* Begin *

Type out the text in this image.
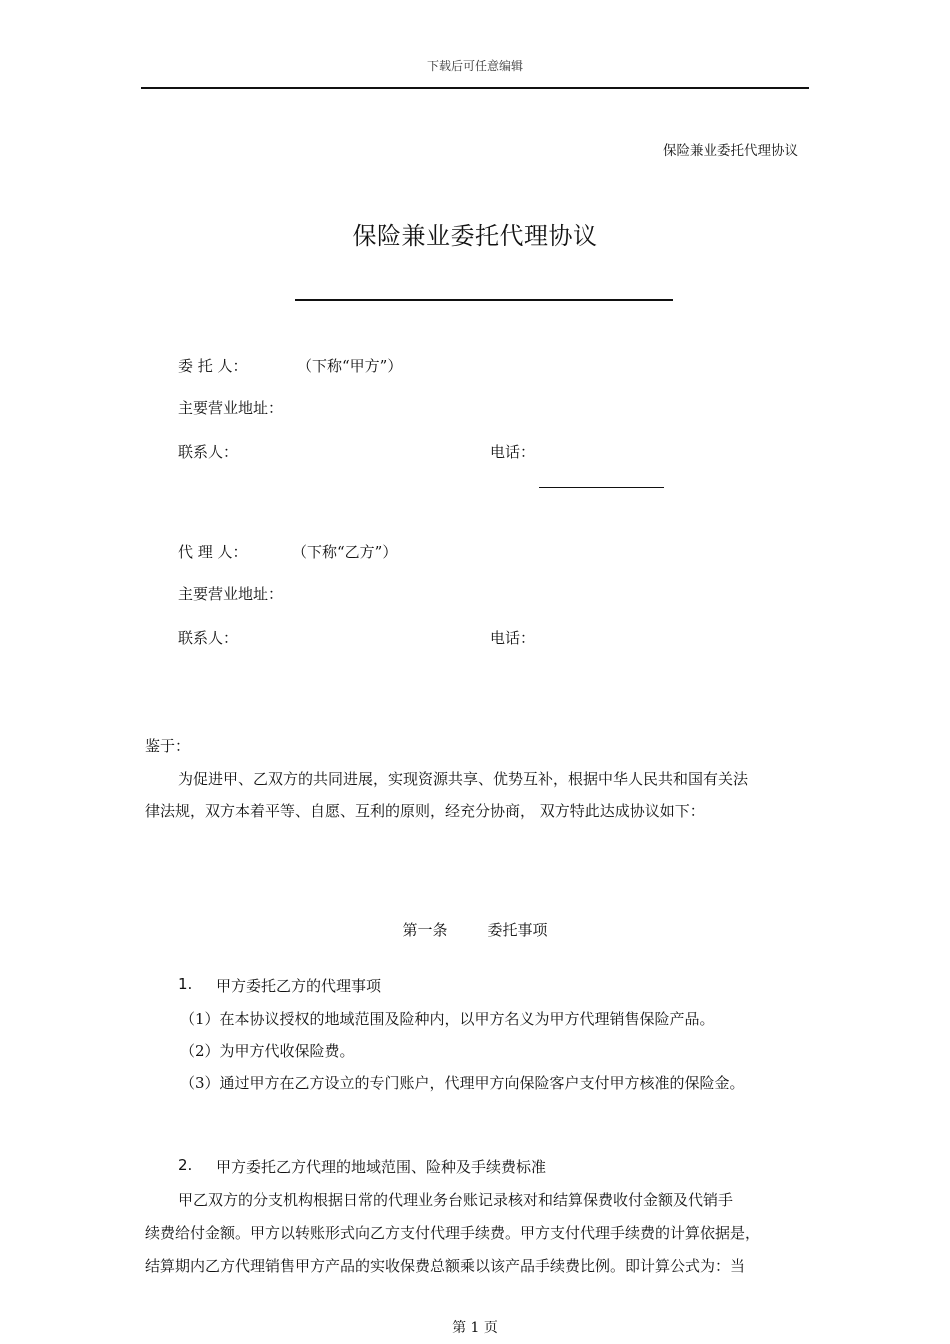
下载后可任意编辑
保险兼业委托代理协议
保险兼业委托代理协议
委 托 人：	（下称“甲方”）
主要营业地址：
联系人：	电话：
代 理 人：	（下称“乙方”）
主要营业地址：
联系人：	电话：
鉴于：
为促进甲、乙双方的共同进展，实现资源共享、优势互补，根据中华人民共和国有关法
律法规，双方本着平等、自愿、互利的原则，经充分协商， 双方特此达成协议如下：
第一条	委托事项
1. 甲方委托乙方的代理事项
（1）在本协议授权的地域范围及险种内，以甲方名义为甲方代理销售保险产品。
（2）为甲方代收保险费。
（3）通过甲方在乙方设立的专门账户，代理甲方向保险客户支付甲方核准的保险金。
2. 甲方委托乙方代理的地域范围、险种及手续费标准
甲乙双方的分支机构根据日常的代理业务台账记录核对和结算保费收付金额及代销手
续费给付金额。甲方以转账形式向乙方支付代理手续费。甲方支付代理手续费的计算依据是，
结算期内乙方代理销售甲方产品的实收保费总额乘以该产品手续费比例。即计算公式为：当
第 1 页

* End *

**BRIEF**
Repeat the records above exactly, leaving out the pictures.

**SOLUTION FOR THIS TASK**
Type out the text in this image.
下载后可任意编辑
保险兼业委托代理协议
保险兼业委托代理协议
委 托 人：	（下称“甲方”）
主要营业地址：
联系人：	电话：
代 理 人：	（下称“乙方”）
主要营业地址：
联系人：	电话：
鉴于：
为促进甲、乙双方的共同进展，实现资源共享、优势互补，根据中华人民共和国有关法
律法规，双方本着平等、自愿、互利的原则，经充分协商， 双方特此达成协议如下：
第一条	委托事项
1. 甲方委托乙方的代理事项
（1）在本协议授权的地域范围及险种内，以甲方名义为甲方代理销售保险产品。
（2）为甲方代收保险费。
（3）通过甲方在乙方设立的专门账户，代理甲方向保险客户支付甲方核准的保险金。
2. 甲方委托乙方代理的地域范围、险种及手续费标准
甲乙双方的分支机构根据日常的代理业务台账记录核对和结算保费收付金额及代销手
续费给付金额。甲方以转账形式向乙方支付代理手续费。甲方支付代理手续费的计算依据是，
结算期内乙方代理销售甲方产品的实收保费总额乘以该产品手续费比例。即计算公式为：当
第 1 页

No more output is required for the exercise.